## Items listed in a dataset
******************************

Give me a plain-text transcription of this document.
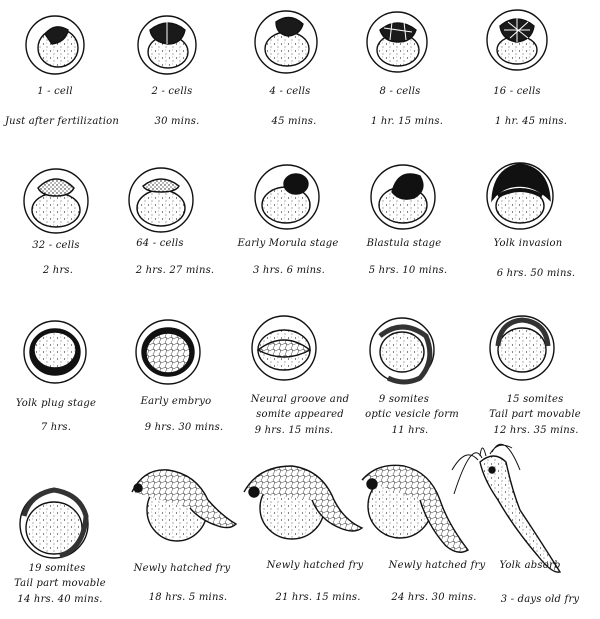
1 - cell
Just after fertilization
2 - cells
30 mins.
4 - cells
45 mins.
8 - cells
1 hr. 15 mins.
16 - cells
1 hr. 45 mins.
32 - cells
2 hrs.
64 - cells
2 hrs. 27 mins.
Early Morula stage
3 hrs. 6 mins.
Blastula stage
5 hrs. 10 mins.
Yolk invasion
6 hrs. 50 mins.
Yolk plug stage
7 hrs.
Early embryo
9 hrs. 30 mins.
Neural groove and
somite appeared
9 hrs. 15 mins.
9 somites
optic vesicle form
11 hrs.
15 somites
Tail part movable
12 hrs. 35 mins.
19 somites
Tail part movable
14 hrs. 40 mins.
Newly hatched fry
18 hrs. 5 mins.
Newly hatched fry
21 hrs. 15 mins.
Newly hatched fry
24 hrs. 30 mins.
Yolk absorb
3 - days old fry
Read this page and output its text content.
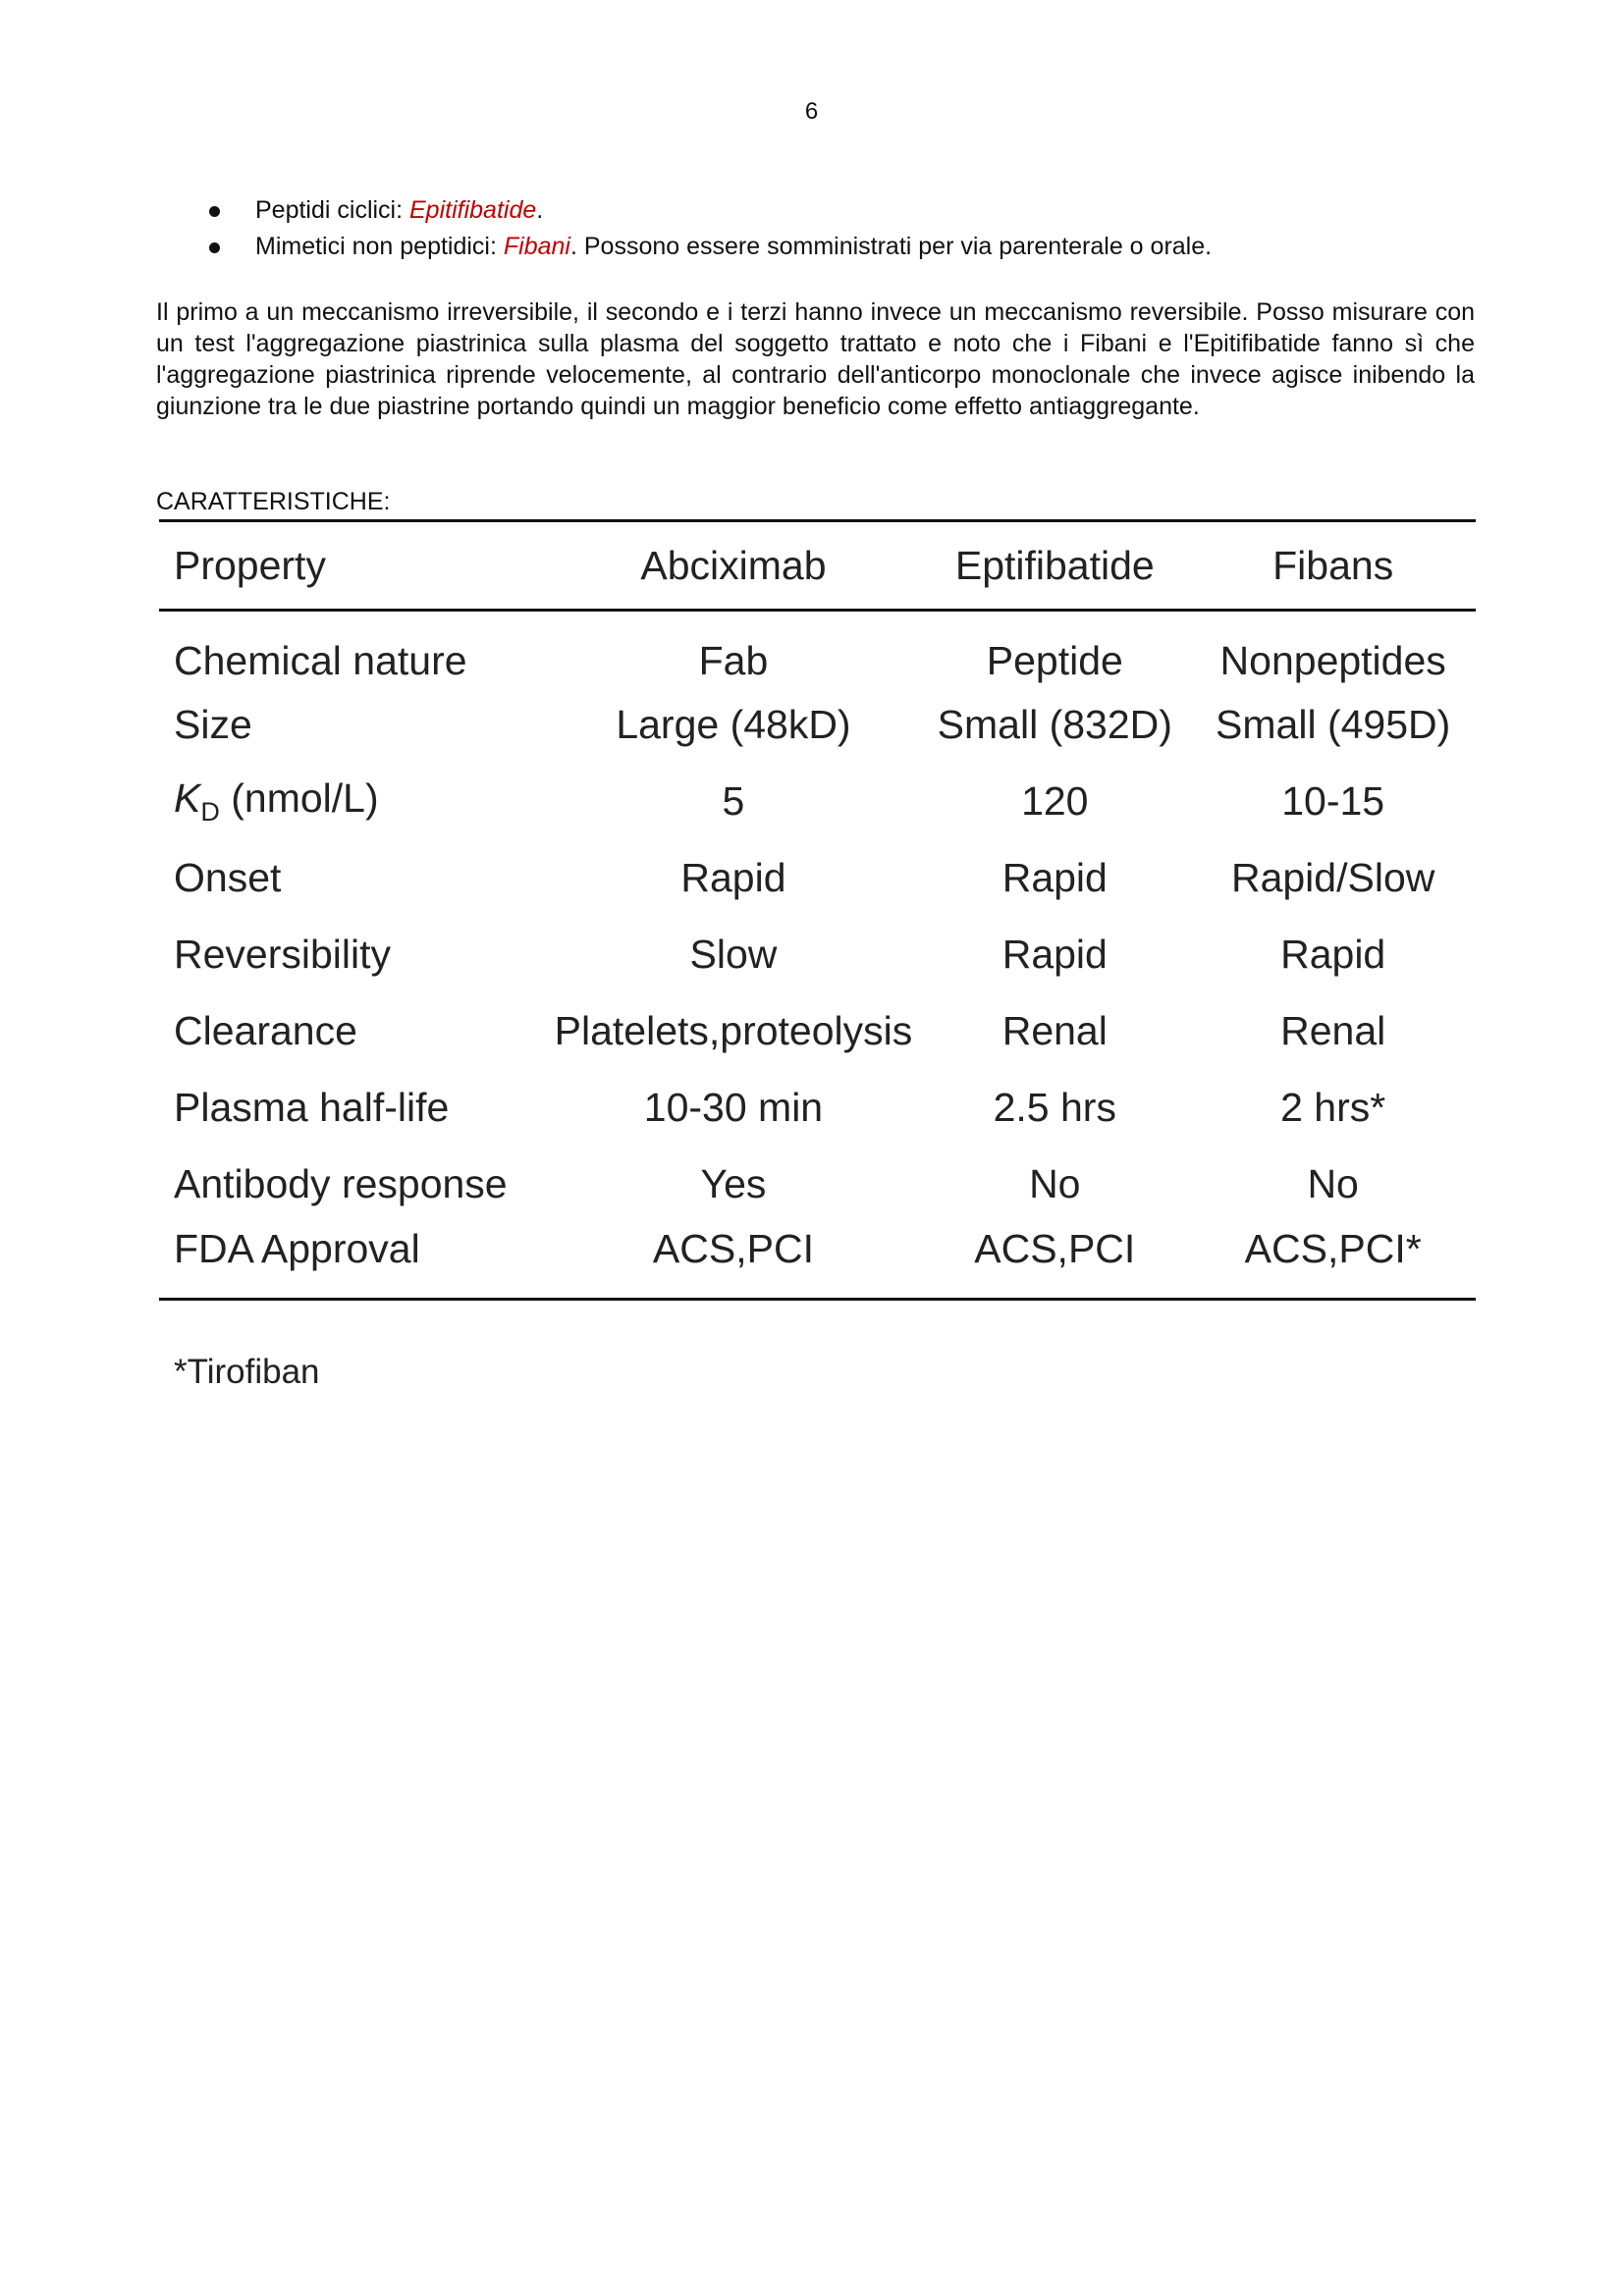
6
Peptidi ciclici: Epitifibatide.
Mimetici non peptidici: Fibani. Possono essere somministrati per via parenterale o orale.

Il primo a un meccanismo irreversibile, il secondo e i terzi hanno invece un meccanismo reversibile. Posso misurare con un test l'aggregazione piastrinica sulla plasma del soggetto trattato e noto che i Fibani e l'Epitifibatide fanno sì che l'aggregazione piastrinica riprende velocemente, al contrario dell'anticorpo monoclonale che invece agisce inibendo la giunzione tra le due piastrine portando quindi un maggior beneficio come effetto antiaggregante.

CARATTERISTICHE:

Property	Abciximab	Eptifibatide	Fibans
Chemical nature	Fab	Peptide	Nonpeptides
Size	Large (48kD)	Small (832D)	Small (495D)
$K_D$ (nmol/L)	5	120	10-15
Onset	Rapid	Rapid	Rapid/Slow
Reversibility	Slow	Rapid	Rapid
Clearance	Platelets,proteolysis	Renal	Renal
Plasma half-life	10-30 min	2.5 hrs	2 hrs*
Antibody response	Yes	No	No
FDA Approval	ACS,PCI	ACS,PCI	ACS,PCI*
*Tirofiban
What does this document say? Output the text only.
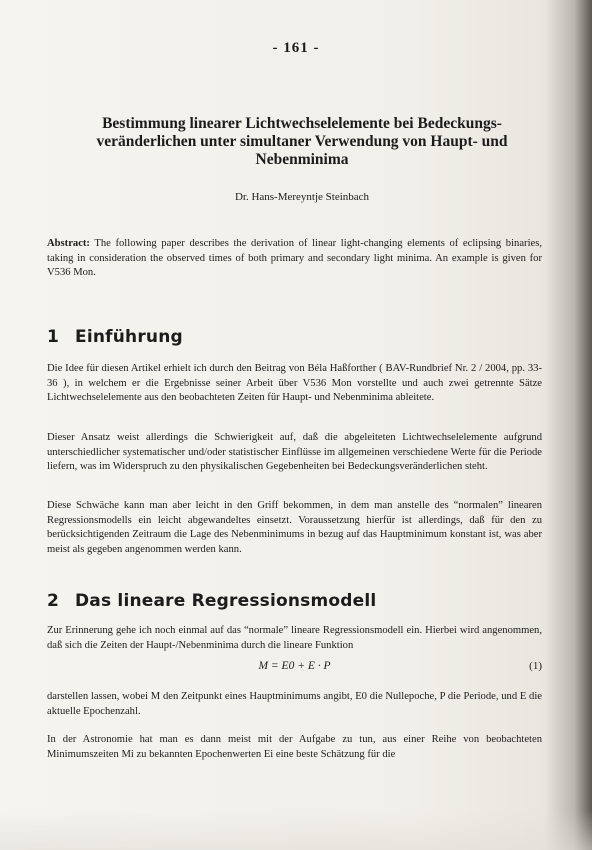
- 161 -
Bestimmung linearer Lichtwechselelemente bei Bedeckungs-veränderlichen unter simultaner Verwendung von Haupt- und Nebenminima
Dr. Hans-Mereyntje Steinbach
Abstract: The following paper describes the derivation of linear light-changing elements of eclipsing binaries, taking in consideration the observed times of both primary and secondary light minima. An example is given for V536 Mon.
1 Einführung
Die Idee für diesen Artikel erhielt ich durch den Beitrag von Béla Haßforther ( BAV-Rundbrief Nr. 2 / 2004, pp. 33-36 ), in welchem er die Ergebnisse seiner Arbeit über V536 Mon vorstellte und auch zwei getrennte Sätze Lichtwechselelemente aus den beobachteten Zeiten für Haupt- und Nebenminima ableitete.
Dieser Ansatz weist allerdings die Schwierigkeit auf, daß die abgeleiteten Lichtwechselelemente aufgrund unterschiedlicher systematischer und/oder statistischer Einflüsse im allgemeinen verschiedene Werte für die Periode liefern, was im Widerspruch zu den physikalischen Gegebenheiten bei Bedeckungsveränderlichen steht.
Diese Schwäche kann man aber leicht in den Griff bekommen, in dem man anstelle des “normalen” linearen Regressionsmodells ein leicht abgewandeltes einsetzt. Voraussetzung hierfür ist allerdings, daß für den zu berücksichtigenden Zeitraum die Lage des Nebenminimums in bezug auf das Hauptminimum konstant ist, was aber meist als gegeben angenommen werden kann.
2 Das lineare Regressionsmodell
Zur Erinnerung gehe ich noch einmal auf das “normale” lineare Regressionsmodell ein. Hierbei wird angenommen, daß sich die Zeiten der Haupt-/Nebenminima durch die lineare Funktion
M = E0 + E · P	(1)
darstellen lassen, wobei M den Zeitpunkt eines Hauptminimums angibt, E0 die Nullepoche, P die Periode, und E die aktuelle Epochenzahl.
In der Astronomie hat man es dann meist mit der Aufgabe zu tun, aus einer Reihe von beobachteten Minimumszeiten Mi zu bekannten Epochenwerten Ei eine beste Schätzung für die
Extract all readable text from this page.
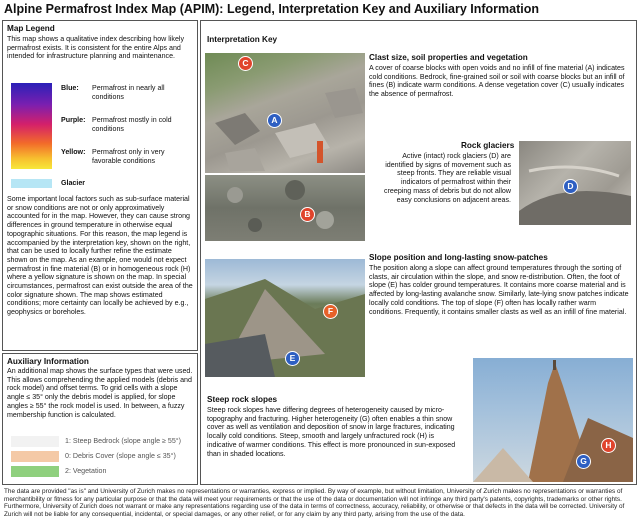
Alpine Permafrost Index Map (APIM): Legend, Interpretation Key and Auxiliary Information
Map Legend
This map shows a qualitative index describing how likely permafrost exists. It is consistent for the entire Alps and intended for infrastructure planning and maintenance.
Blue: Permafrost in nearly all conditions
Purple: Permafrost mostly in cold conditions
Yellow: Permafrost only in very favorable conditions
Glacier
Some important local factors such as sub-surface material or snow conditions are not or only approximatively accounted for in the map. However, they can cause strong differences in ground temperature in otherwise equal topographic situations. For this reason, the map legend is accompanied by the interpretation key, shown on the right, that can be used to locally further refine the estimate shown on the map. As an example, one would not expect permafrost in fine material (B) or in homogeneous rock (H) where a yellow signature is shown on the map. In special circumstances, permafrost can exist outside the area of the color signature shown. The map shows estimated conditions; more certainty can locally be achieved by e.g., geophysics or boreholes.
Auxiliary Information
An additional map shows the surface types that were used. This allows comprehending the applied models (debris and rock model) and offset terms. To grid cells with a slope angle ≤ 35° only the debris model is applied, for slope angles ≥ 55° the rock model is used. In between, a fuzzy membership function is calculated.
1: Steep Bedrock (slope angle ≥ 55°)
0: Debris Cover (slope angle ≤ 35°)
2: Vegetation
Interpretation Key
C
A
B
Clast size, soil properties and vegetation
A cover of coarse blocks with open voids and no infill of fine material (A) indicates cold conditions. Bedrock, fine-grained soil or soil with coarse blocks but an infill of fines (B) indicate warm conditions. A dense vegetation cover (C) usually indicates the absence of permafrost.
Rock glaciers
Active (intact) rock glaciers (D) are identified by signs of movement such as steep fronts. They are reliable visual indicators of permafrost within their creeping mass of debris but do not allow easy conclusions on adjacent areas.
D
F
E
Slope position and long-lasting snow-patches
The position along a slope can affect ground temperatures through the sorting of clasts, air circulation within the slope, and snow re-distribution. Often, the foot of slope (E) has colder ground temperatures. It contains more coarse material and is affected by long-lasting avalanche snow. Similarly, late-lying snow patches indicate locally cold conditions. The top of slope (F) often has locally rather warm conditions. Frequently, it contains smaller clasts as well as an infill of fine material.
Steep rock slopes
Steep rock slopes have differing degrees of heterogeneity caused by micro-topography and fracturing. Higher heterogeneity (G) often enables a thin snow cover as well as ventilation and deposition of snow in large fractures, indicating locally cold conditions. Steep, smooth and largely unfractured rock (H) is indicative of warmer conditions. This effect is more pronounced in sun-exposed than in shaded locations.
H
G
The data are provided "as is" and University of Zurich makes no representations or warranties, express or implied. By way of example, but without limitation, University of Zurich makes no representations or warranties of merchantibility or fitness for any particular purpose or that the data will meet your requirements or that the use of the data or documentation will not infringe any third party's patents, copyrights, trademarks or other rights. Furthermore, University of Zurich does not warrant or make any representations regarding use of the data in terms of correctness, accuracy, reliability, or otherwise or that defects in the data will be corrected. University of Zurich will not be liable for any consequential, incidental, or special damages, or any other relief, or for any claim by any third party, arising from the use of the data.
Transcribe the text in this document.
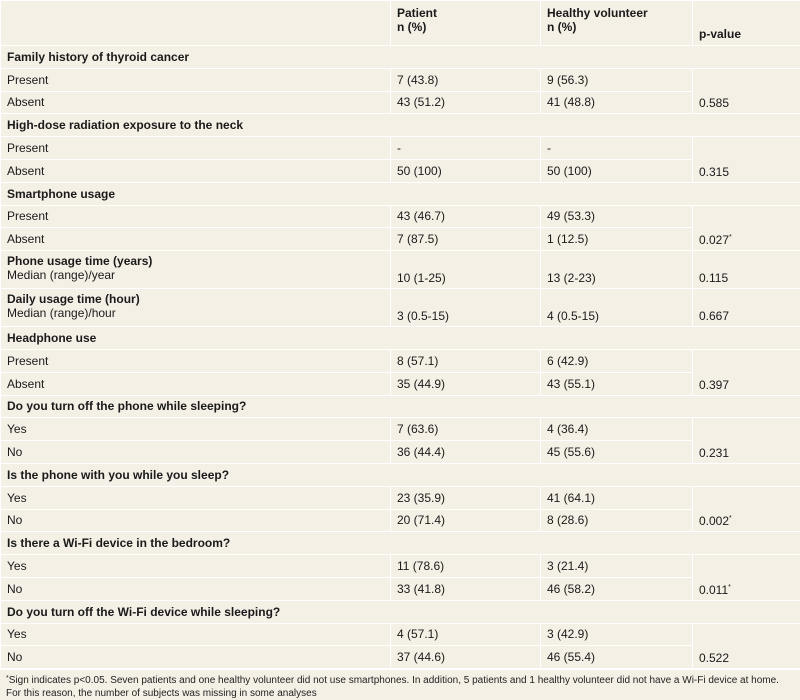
	Patient
n (%)	Healthy volunteer
n (%)	p-value
Family history of thyroid cancer			
Present	7 (43.8)	9 (56.3)	0.585
Absent	43 (51.2)	41 (48.8)	
High-dose radiation exposure to the neck			
Present	-	-	0.315
Absent	50 (100)	50 (100)	
Smartphone usage			
Present	43 (46.7)	49 (53.3)	0.027*
Absent	7 (87.5)	1 (12.5)	

Phone usage time (years)
Median (range)/year	10 (1-25)	13 (2-23)	0.115

Daily usage time (hour)
Median (range)/hour	3 (0.5-15)	4 (0.5-15)	0.667
Headphone use			
Present	8 (57.1)	6 (42.9)	0.397
Absent	35 (44.9)	43 (55.1)	
Do you turn off the phone while sleeping?			
Yes	7 (63.6)	4 (36.4)	0.231
No	36 (44.4)	45 (55.6)	
Is the phone with you while you sleep?			
Yes	23 (35.9)	41 (64.1)	0.002*
No	20 (71.4)	8 (28.6)	
Is there a Wi-Fi device in the bedroom?			
Yes	11 (78.6)	3 (21.4)	0.011*
No	33 (41.8)	46 (58.2)	
Do you turn off the Wi-Fi device while sleeping?			
Yes	4 (57.1)	3 (42.9)	0.522
No	37 (44.6)	46 (55.4)	
*Sign indicates p<0.05. Seven patients and one healthy volunteer did not use smartphones. In addition, 5 patients and 1 healthy volunteer did not have a Wi-Fi device at home. For this reason, the number of subjects was missing in some analyses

******************************

## EXERCISE REQUIREMENTS
Read through the data above. Report each line that has the word "terms".

## YOUR SOLUTION
An additional map shows the surface types that were used. This allows comprehending the applied models (debris and rock model) and offset terms. To grid cells with a slope angle ≤ 35° only the debris model is applied, for slope angles ≥ 55° the rock model is used. In between, a fuzzy membership function is calculated.
The data are provided "as is" and University of Zurich makes no representations or warranties, express or implied. By way of example, but without limitation, University of Zurich makes no representations or warranties of merchantibility or fitness for any particular purpose or that the data will meet your requirements or that the use of the data or documentation will not infringe any third party's patents, copyrights, trademarks or other rights. Furthermore, University of Zurich does not warrant or make any representations regarding use of the data in terms of correctness, accuracy, reliability, or otherwise or that defects in the data will be corrected. University of Zurich will not be liable for any consequential, incidental, or special damages, or any other relief, or for any claim by any third party, arising from the use of the data.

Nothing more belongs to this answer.